↓

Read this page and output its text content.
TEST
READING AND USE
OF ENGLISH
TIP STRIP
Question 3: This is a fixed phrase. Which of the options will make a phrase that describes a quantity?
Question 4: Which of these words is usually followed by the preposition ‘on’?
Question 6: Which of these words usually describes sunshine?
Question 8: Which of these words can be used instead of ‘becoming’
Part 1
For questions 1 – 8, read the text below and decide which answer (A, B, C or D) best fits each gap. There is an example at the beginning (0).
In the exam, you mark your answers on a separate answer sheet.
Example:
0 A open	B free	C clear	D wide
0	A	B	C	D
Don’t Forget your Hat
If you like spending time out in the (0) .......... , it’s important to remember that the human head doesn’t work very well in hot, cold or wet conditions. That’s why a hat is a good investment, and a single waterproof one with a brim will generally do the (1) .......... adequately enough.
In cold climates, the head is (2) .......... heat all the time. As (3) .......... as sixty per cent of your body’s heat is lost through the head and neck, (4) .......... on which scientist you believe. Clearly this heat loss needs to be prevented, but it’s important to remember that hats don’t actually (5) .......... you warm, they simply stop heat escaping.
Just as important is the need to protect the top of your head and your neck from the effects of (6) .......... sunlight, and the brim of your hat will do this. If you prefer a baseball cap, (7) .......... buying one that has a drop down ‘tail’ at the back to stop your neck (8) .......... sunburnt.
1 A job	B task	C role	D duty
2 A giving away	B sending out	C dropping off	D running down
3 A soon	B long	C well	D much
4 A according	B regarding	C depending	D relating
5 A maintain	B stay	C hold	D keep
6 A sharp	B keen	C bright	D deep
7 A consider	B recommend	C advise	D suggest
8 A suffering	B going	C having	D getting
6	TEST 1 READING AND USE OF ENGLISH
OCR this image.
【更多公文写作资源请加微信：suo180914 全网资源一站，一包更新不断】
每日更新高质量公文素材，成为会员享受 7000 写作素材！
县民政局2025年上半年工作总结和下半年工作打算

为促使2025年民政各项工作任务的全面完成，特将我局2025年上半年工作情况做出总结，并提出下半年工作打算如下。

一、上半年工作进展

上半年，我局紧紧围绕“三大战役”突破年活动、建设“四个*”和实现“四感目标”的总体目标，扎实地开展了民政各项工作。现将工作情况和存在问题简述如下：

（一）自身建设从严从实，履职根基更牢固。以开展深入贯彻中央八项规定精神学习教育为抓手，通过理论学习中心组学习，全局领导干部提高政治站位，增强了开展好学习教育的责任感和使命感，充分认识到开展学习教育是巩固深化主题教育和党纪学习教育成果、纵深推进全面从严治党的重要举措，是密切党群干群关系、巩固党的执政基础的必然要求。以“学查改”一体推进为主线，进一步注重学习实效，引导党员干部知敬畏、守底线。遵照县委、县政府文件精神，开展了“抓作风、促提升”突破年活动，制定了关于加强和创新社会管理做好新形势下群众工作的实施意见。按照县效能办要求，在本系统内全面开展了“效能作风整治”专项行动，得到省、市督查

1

↑

▶ _EXERCISE TASK_
The records above should all be quoted exactly, please.

▶ _TASK RESPONSE_
Read this page and output its text content.
TEST
READING AND USE
OF ENGLISH
TIP STRIP
Question 3: This is a fixed phrase. Which of the options will make a phrase that describes a quantity?
Question 4: Which of these words is usually followed by the preposition ‘on’?
Question 6: Which of these words usually describes sunshine?
Question 8: Which of these words can be used instead of ‘becoming’
Part 1
For questions 1 – 8, read the text below and decide which answer (A, B, C or D) best fits each gap. There is an example at the beginning (0).
In the exam, you mark your answers on a separate answer sheet.
Example:
0 A open	B free	C clear	D wide
0	A	B	C	D
Don’t Forget your Hat
If you like spending time out in the (0) .......... , it’s important to remember that the human head doesn’t work very well in hot, cold or wet conditions. That’s why a hat is a good investment, and a single waterproof one with a brim will generally do the (1) .......... adequately enough.
In cold climates, the head is (2) .......... heat all the time. As (3) .......... as sixty per cent of your body’s heat is lost through the head and neck, (4) .......... on which scientist you believe. Clearly this heat loss needs to be prevented, but it’s important to remember that hats don’t actually (5) .......... you warm, they simply stop heat escaping.
Just as important is the need to protect the top of your head and your neck from the effects of (6) .......... sunlight, and the brim of your hat will do this. If you prefer a baseball cap, (7) .......... buying one that has a drop down ‘tail’ at the back to stop your neck (8) .......... sunburnt.
1 A job	B task	C role	D duty
2 A giving away	B sending out	C dropping off	D running down
3 A soon	B long	C well	D much
4 A according	B regarding	C depending	D relating
5 A maintain	B stay	C hold	D keep
6 A sharp	B keen	C bright	D deep
7 A consider	B recommend	C advise	D suggest
8 A suffering	B going	C having	D getting
6	TEST 1 READING AND USE OF ENGLISH
OCR this image.
【更多公文写作资源请加微信：suo180914 全网资源一站，一包更新不断】
每日更新高质量公文素材，成为会员享受 7000 写作素材！
县民政局2025年上半年工作总结和下半年工作打算

为促使2025年民政各项工作任务的全面完成，特将我局2025年上半年工作情况做出总结，并提出下半年工作打算如下。

一、上半年工作进展

上半年，我局紧紧围绕“三大战役”突破年活动、建设“四个*”和实现“四感目标”的总体目标，扎实地开展了民政各项工作。现将工作情况和存在问题简述如下：

（一）自身建设从严从实，履职根基更牢固。以开展深入贯彻中央八项规定精神学习教育为抓手，通过理论学习中心组学习，全局领导干部提高政治站位，增强了开展好学习教育的责任感和使命感，充分认识到开展学习教育是巩固深化主题教育和党纪学习教育成果、纵深推进全面从严治党的重要举措，是密切党群干群关系、巩固党的执政基础的必然要求。以“学查改”一体推进为主线，进一步注重学习实效，引导党员干部知敬畏、守底线。遵照县委、县政府文件精神，开展了“抓作风、促提升”突破年活动，制定了关于加强和创新社会管理做好新形势下群众工作的实施意见。按照县效能办要求，在本系统内全面开展了“效能作风整治”专项行动，得到省、市督查

1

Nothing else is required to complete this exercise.